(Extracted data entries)

········

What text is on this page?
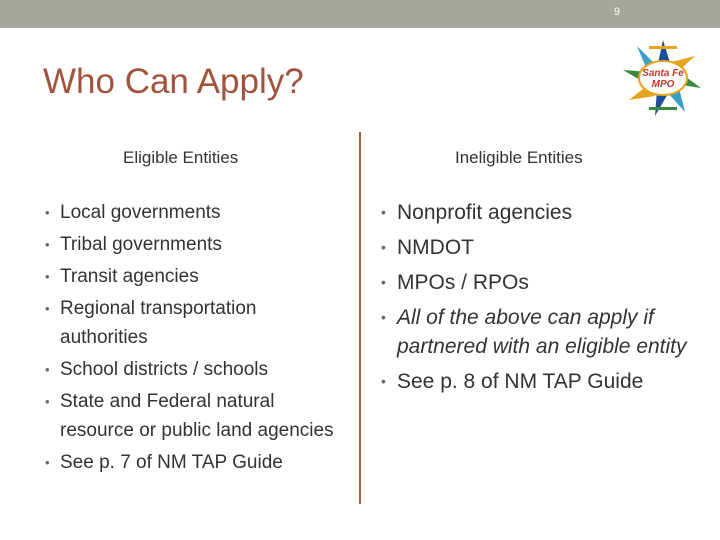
9
Who Can Apply?	Santa Fe
MPO
Eligible Entities	Ineligible Entities
• Local governments
• Tribal governments
• Transit agencies
• Regional transportation authorities
• School districts / schools
• State and Federal natural resource or public land agencies
• See p. 7 of NM TAP Guide
• Nonprofit agencies
• NMDOT
• MPOs / RPOs
• All of the above can apply if partnered with an eligible entity
• See p. 8 of NM TAP Guide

········

Written exercise » Read the entries and show each line that mentions "Guide".

Solution for this exercise »
• See p. 7 of NM TAP Guide
• See p. 8 of NM TAP Guide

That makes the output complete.